TO BE DONE — Go through the entries below and copy each line containing the word "name".

[Raw records]
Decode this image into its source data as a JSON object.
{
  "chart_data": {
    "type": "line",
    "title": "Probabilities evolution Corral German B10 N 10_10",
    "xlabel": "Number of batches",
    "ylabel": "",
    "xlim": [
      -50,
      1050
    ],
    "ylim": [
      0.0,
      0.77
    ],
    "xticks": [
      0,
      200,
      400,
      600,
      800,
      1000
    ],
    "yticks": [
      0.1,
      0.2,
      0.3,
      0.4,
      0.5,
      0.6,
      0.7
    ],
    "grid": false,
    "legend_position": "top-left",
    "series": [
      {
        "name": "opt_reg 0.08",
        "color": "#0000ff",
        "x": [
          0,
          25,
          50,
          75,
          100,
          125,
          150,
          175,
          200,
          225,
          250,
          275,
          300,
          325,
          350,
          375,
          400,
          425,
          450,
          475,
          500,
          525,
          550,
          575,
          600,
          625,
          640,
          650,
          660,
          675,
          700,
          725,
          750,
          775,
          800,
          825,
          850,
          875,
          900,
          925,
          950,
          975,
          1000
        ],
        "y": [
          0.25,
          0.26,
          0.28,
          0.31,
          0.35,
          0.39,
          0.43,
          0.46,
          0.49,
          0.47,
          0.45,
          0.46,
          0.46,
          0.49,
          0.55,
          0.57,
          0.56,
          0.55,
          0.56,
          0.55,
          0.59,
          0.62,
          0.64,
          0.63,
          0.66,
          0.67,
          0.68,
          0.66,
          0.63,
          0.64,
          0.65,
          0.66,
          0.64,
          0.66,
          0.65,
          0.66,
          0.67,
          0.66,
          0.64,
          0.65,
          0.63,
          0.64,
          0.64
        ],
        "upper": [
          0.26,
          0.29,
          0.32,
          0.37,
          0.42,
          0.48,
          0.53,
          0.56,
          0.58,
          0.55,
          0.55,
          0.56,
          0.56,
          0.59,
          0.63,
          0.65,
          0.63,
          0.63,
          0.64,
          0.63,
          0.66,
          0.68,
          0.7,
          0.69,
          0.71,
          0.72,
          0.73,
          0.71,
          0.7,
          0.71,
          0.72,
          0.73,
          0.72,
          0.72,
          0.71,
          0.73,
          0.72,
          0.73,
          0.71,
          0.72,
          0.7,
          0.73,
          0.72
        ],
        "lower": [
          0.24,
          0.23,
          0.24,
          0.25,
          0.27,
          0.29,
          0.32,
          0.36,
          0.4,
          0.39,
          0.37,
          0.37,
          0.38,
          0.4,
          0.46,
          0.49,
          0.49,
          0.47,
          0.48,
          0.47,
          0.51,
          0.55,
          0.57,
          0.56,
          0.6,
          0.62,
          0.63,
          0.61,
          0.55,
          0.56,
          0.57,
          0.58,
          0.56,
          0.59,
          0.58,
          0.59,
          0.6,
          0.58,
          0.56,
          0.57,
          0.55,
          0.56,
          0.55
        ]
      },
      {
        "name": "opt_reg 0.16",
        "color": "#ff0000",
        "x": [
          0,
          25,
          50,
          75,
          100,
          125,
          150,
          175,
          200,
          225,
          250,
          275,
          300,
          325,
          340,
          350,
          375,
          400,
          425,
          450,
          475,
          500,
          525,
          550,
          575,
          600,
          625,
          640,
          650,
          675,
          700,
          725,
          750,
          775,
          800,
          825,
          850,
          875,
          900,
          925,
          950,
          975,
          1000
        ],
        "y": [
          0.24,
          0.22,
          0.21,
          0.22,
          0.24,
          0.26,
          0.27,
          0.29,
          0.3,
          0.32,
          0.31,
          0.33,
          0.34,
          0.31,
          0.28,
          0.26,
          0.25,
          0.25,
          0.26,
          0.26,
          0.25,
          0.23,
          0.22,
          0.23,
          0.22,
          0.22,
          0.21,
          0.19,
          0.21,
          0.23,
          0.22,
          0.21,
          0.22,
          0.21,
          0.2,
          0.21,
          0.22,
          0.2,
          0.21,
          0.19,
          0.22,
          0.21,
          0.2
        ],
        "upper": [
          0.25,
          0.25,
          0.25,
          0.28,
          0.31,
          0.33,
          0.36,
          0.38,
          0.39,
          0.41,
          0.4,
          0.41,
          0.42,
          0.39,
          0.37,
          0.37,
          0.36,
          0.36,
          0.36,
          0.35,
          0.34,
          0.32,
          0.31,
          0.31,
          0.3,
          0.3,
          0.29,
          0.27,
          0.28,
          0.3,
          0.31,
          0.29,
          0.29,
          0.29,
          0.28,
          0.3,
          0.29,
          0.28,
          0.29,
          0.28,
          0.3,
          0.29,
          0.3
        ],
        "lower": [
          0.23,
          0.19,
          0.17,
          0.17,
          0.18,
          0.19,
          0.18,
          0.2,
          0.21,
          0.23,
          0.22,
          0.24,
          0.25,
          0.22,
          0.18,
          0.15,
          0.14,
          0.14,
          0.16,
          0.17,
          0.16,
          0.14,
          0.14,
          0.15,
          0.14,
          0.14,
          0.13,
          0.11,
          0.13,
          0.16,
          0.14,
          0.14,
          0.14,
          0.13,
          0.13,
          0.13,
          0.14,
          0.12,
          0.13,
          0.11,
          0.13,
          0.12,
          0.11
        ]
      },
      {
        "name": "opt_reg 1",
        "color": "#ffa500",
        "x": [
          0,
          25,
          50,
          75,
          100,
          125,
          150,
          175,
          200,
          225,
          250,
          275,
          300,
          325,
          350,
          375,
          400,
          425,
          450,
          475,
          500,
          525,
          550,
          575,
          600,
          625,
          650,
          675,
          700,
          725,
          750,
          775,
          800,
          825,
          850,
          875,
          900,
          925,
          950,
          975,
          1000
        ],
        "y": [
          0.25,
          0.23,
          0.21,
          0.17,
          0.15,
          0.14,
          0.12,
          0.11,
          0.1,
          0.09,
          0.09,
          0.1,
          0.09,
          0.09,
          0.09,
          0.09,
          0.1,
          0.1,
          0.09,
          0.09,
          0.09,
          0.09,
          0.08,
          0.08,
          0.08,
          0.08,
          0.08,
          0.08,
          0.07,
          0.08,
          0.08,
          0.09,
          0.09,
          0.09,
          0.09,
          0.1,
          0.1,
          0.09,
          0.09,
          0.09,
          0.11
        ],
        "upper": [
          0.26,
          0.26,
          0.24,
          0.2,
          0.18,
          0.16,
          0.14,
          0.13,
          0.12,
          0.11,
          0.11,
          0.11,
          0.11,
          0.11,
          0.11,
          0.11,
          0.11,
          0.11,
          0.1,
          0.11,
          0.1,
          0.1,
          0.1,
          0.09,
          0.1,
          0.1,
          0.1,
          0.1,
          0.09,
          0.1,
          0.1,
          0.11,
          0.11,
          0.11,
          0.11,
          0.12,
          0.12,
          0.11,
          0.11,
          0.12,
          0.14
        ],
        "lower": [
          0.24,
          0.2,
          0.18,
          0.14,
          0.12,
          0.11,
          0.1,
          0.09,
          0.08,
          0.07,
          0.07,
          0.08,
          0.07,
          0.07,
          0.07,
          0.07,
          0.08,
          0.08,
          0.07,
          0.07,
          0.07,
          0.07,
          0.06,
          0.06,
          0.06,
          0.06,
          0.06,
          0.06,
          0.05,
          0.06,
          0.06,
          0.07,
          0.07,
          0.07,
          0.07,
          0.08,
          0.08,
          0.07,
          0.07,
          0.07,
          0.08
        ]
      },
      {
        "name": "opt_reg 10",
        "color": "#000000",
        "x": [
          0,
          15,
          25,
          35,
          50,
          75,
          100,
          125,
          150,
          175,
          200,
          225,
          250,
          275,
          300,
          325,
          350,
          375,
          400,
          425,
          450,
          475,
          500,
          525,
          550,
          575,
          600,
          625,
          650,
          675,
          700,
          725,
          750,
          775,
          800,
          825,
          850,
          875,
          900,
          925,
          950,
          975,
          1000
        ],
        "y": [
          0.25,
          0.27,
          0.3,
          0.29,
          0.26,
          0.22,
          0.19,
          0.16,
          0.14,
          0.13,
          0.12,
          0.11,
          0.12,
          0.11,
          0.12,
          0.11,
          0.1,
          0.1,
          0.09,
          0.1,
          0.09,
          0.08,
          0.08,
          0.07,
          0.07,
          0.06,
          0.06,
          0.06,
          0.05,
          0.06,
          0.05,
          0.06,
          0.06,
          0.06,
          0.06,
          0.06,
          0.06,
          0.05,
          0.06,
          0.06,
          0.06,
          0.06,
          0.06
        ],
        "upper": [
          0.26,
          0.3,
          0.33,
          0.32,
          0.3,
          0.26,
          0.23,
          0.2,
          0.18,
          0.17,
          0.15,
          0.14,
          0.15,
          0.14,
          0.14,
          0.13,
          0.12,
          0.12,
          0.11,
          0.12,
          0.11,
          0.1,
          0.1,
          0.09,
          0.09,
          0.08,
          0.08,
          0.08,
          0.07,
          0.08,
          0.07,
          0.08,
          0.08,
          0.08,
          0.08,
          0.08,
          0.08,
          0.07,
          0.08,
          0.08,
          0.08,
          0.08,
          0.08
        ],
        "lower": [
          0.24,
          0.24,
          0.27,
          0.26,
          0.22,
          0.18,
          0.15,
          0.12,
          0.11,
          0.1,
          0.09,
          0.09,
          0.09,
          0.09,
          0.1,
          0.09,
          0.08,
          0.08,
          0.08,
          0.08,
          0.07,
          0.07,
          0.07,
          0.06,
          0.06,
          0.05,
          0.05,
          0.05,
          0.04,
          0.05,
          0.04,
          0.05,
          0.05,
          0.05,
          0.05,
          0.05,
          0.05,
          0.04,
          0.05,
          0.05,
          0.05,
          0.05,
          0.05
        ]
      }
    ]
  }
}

WRITTEN SOLUTION —
        "name": "opt_reg 0.08",
        "name": "opt_reg 0.16",
        "name": "opt_reg 1",
        "name": "opt_reg 10",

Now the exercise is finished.